* **JOB**:
Leave out the images and repeat the listing below without a single change.

* **RECORDS TO PROCESS**:
■ ■ ■ ■
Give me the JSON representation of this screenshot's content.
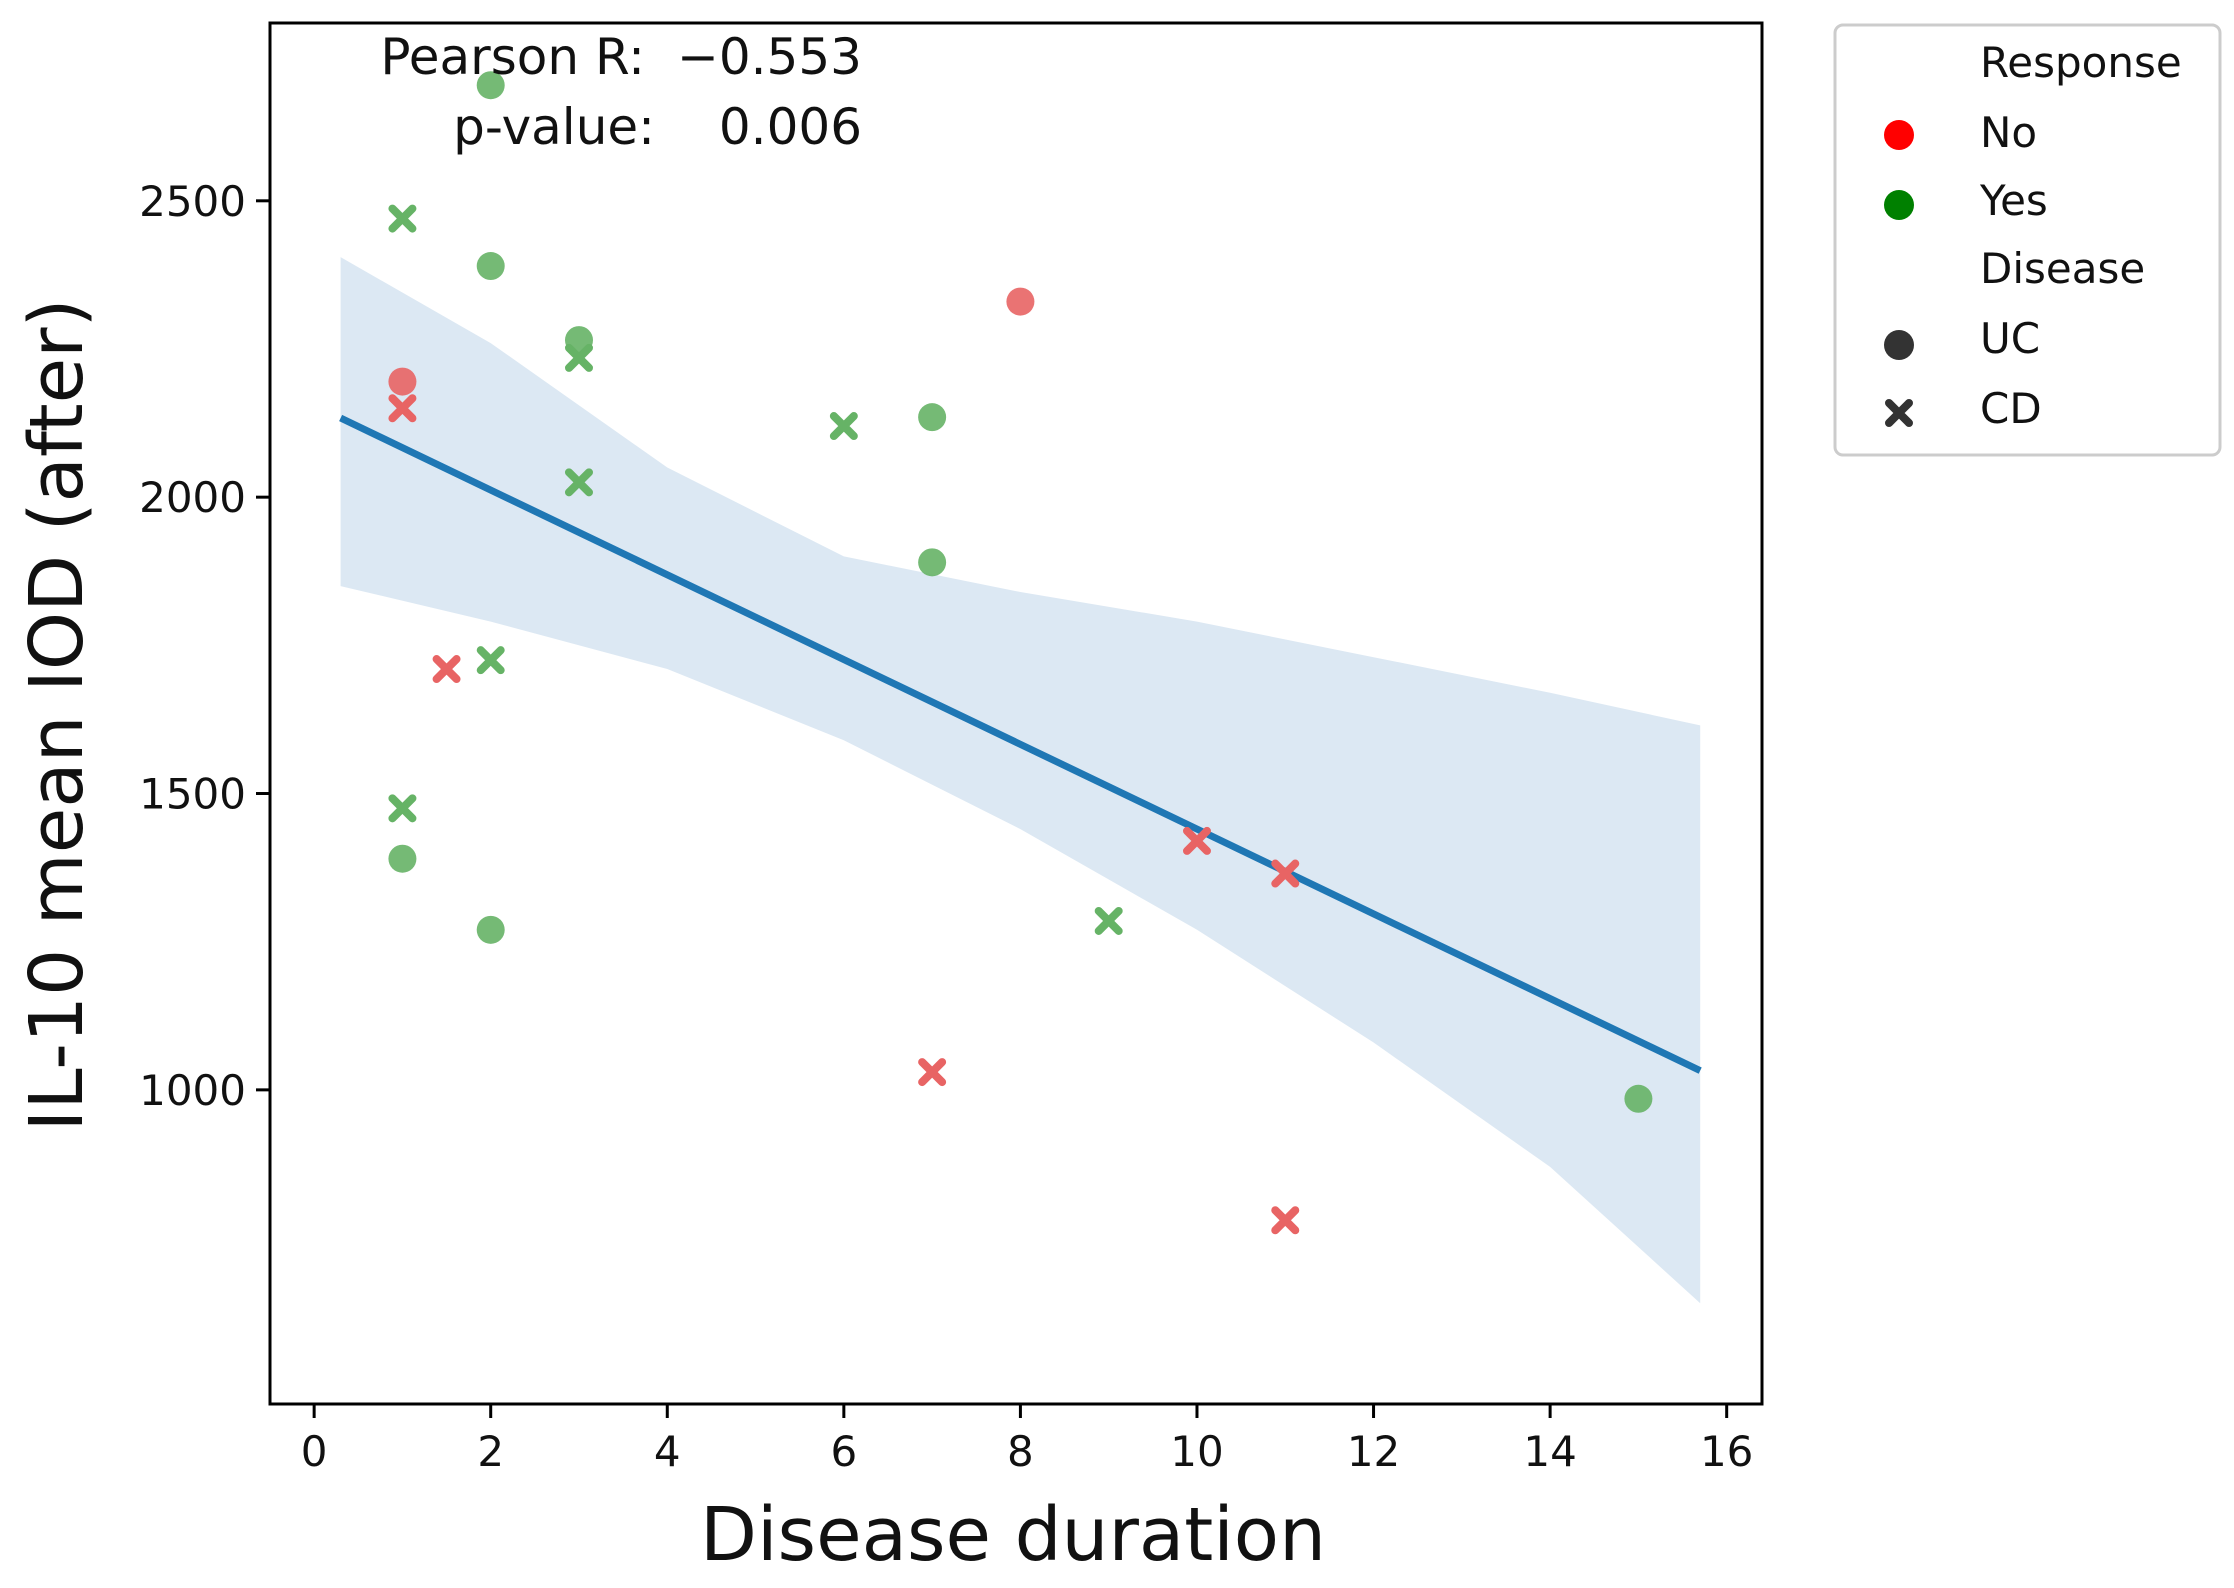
{
  "chart_data": {
    "type": "scatter",
    "xlabel": "Disease duration",
    "ylabel": "IL-10 mean IOD (after)",
    "xlim": [
      -0.5,
      16.4
    ],
    "ylim": [
      470,
      2800
    ],
    "x_ticks": [
      0,
      2,
      4,
      6,
      8,
      10,
      12,
      14,
      16
    ],
    "y_ticks": [
      1000,
      1500,
      2000,
      2500
    ],
    "grid": false,
    "annotation": {
      "pearson_label": "Pearson R:",
      "pearson_value": "−0.553",
      "p_label": "p-value:",
      "p_value": "0.006"
    },
    "legend": {
      "placement": "outside-top-right",
      "response_title": "Response",
      "disease_title": "Disease",
      "entries": [
        {
          "label": "No",
          "color": "#ff0000",
          "marker": "circle"
        },
        {
          "label": "Yes",
          "color": "#008000",
          "marker": "circle"
        },
        {
          "label": "UC",
          "color": "#333333",
          "marker": "circle"
        },
        {
          "label": "CD",
          "color": "#333333",
          "marker": "x"
        }
      ]
    },
    "colors": {
      "No": "#e86464",
      "Yes": "#66b366",
      "fit_line": "#1f77b4",
      "ci_band": "#dce8f3"
    },
    "regression": {
      "slope": -71.5,
      "intercept": 2155,
      "x_range": [
        0.3,
        15.7
      ]
    },
    "confidence_band": [
      {
        "x": 0.3,
        "lower": 1850,
        "upper": 2405
      },
      {
        "x": 2.0,
        "lower": 1790,
        "upper": 2260
      },
      {
        "x": 4.0,
        "lower": 1710,
        "upper": 2050
      },
      {
        "x": 6.0,
        "lower": 1590,
        "upper": 1900
      },
      {
        "x": 8.0,
        "lower": 1440,
        "upper": 1840
      },
      {
        "x": 10.0,
        "lower": 1270,
        "upper": 1790
      },
      {
        "x": 12.0,
        "lower": 1080,
        "upper": 1730
      },
      {
        "x": 14.0,
        "lower": 870,
        "upper": 1670
      },
      {
        "x": 15.7,
        "lower": 640,
        "upper": 1615
      }
    ],
    "series": [
      {
        "response": "Yes",
        "disease": "UC",
        "points": [
          [
            2,
            2695
          ],
          [
            2,
            2390
          ],
          [
            3,
            2265
          ],
          [
            7,
            2135
          ],
          [
            7,
            1890
          ],
          [
            1,
            1390
          ],
          [
            2,
            1270
          ],
          [
            15,
            985
          ]
        ]
      },
      {
        "response": "Yes",
        "disease": "CD",
        "points": [
          [
            1,
            2470
          ],
          [
            3,
            2235
          ],
          [
            6,
            2120
          ],
          [
            3,
            2025
          ],
          [
            2,
            1725
          ],
          [
            1,
            1475
          ],
          [
            9,
            1285
          ]
        ]
      },
      {
        "response": "No",
        "disease": "UC",
        "points": [
          [
            1,
            2195
          ],
          [
            8,
            2330
          ]
        ]
      },
      {
        "response": "No",
        "disease": "CD",
        "points": [
          [
            1,
            2150
          ],
          [
            1.5,
            1710
          ],
          [
            10,
            1420
          ],
          [
            11,
            1365
          ],
          [
            7,
            1030
          ],
          [
            11,
            780
          ]
        ]
      }
    ]
  }
}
■ ■ ■ ■
* **ANSWER FOR THE TASK**:
Give me the JSON representation of this screenshot's content.
{
  "chart_data": {
    "type": "scatter",
    "xlabel": "Disease duration",
    "ylabel": "IL-10 mean IOD (after)",
    "xlim": [
      -0.5,
      16.4
    ],
    "ylim": [
      470,
      2800
    ],
    "x_ticks": [
      0,
      2,
      4,
      6,
      8,
      10,
      12,
      14,
      16
    ],
    "y_ticks": [
      1000,
      1500,
      2000,
      2500
    ],
    "grid": false,
    "annotation": {
      "pearson_label": "Pearson R:",
      "pearson_value": "−0.553",
      "p_label": "p-value:",
      "p_value": "0.006"
    },
    "legend": {
      "placement": "outside-top-right",
      "response_title": "Response",
      "disease_title": "Disease",
      "entries": [
        {
          "label": "No",
          "color": "#ff0000",
          "marker": "circle"
        },
        {
          "label": "Yes",
          "color": "#008000",
          "marker": "circle"
        },
        {
          "label": "UC",
          "color": "#333333",
          "marker": "circle"
        },
        {
          "label": "CD",
          "color": "#333333",
          "marker": "x"
        }
      ]
    },
    "colors": {
      "No": "#e86464",
      "Yes": "#66b366",
      "fit_line": "#1f77b4",
      "ci_band": "#dce8f3"
    },
    "regression": {
      "slope": -71.5,
      "intercept": 2155,
      "x_range": [
        0.3,
        15.7
      ]
    },
    "confidence_band": [
      {
        "x": 0.3,
        "lower": 1850,
        "upper": 2405
      },
      {
        "x": 2.0,
        "lower": 1790,
        "upper": 2260
      },
      {
        "x": 4.0,
        "lower": 1710,
        "upper": 2050
      },
      {
        "x": 6.0,
        "lower": 1590,
        "upper": 1900
      },
      {
        "x": 8.0,
        "lower": 1440,
        "upper": 1840
      },
      {
        "x": 10.0,
        "lower": 1270,
        "upper": 1790
      },
      {
        "x": 12.0,
        "lower": 1080,
        "upper": 1730
      },
      {
        "x": 14.0,
        "lower": 870,
        "upper": 1670
      },
      {
        "x": 15.7,
        "lower": 640,
        "upper": 1615
      }
    ],
    "series": [
      {
        "response": "Yes",
        "disease": "UC",
        "points": [
          [
            2,
            2695
          ],
          [
            2,
            2390
          ],
          [
            3,
            2265
          ],
          [
            7,
            2135
          ],
          [
            7,
            1890
          ],
          [
            1,
            1390
          ],
          [
            2,
            1270
          ],
          [
            15,
            985
          ]
        ]
      },
      {
        "response": "Yes",
        "disease": "CD",
        "points": [
          [
            1,
            2470
          ],
          [
            3,
            2235
          ],
          [
            6,
            2120
          ],
          [
            3,
            2025
          ],
          [
            2,
            1725
          ],
          [
            1,
            1475
          ],
          [
            9,
            1285
          ]
        ]
      },
      {
        "response": "No",
        "disease": "UC",
        "points": [
          [
            1,
            2195
          ],
          [
            8,
            2330
          ]
        ]
      },
      {
        "response": "No",
        "disease": "CD",
        "points": [
          [
            1,
            2150
          ],
          [
            1.5,
            1710
          ],
          [
            10,
            1420
          ],
          [
            11,
            1365
          ],
          [
            7,
            1030
          ],
          [
            11,
            780
          ]
        ]
      }
    ]
  }
}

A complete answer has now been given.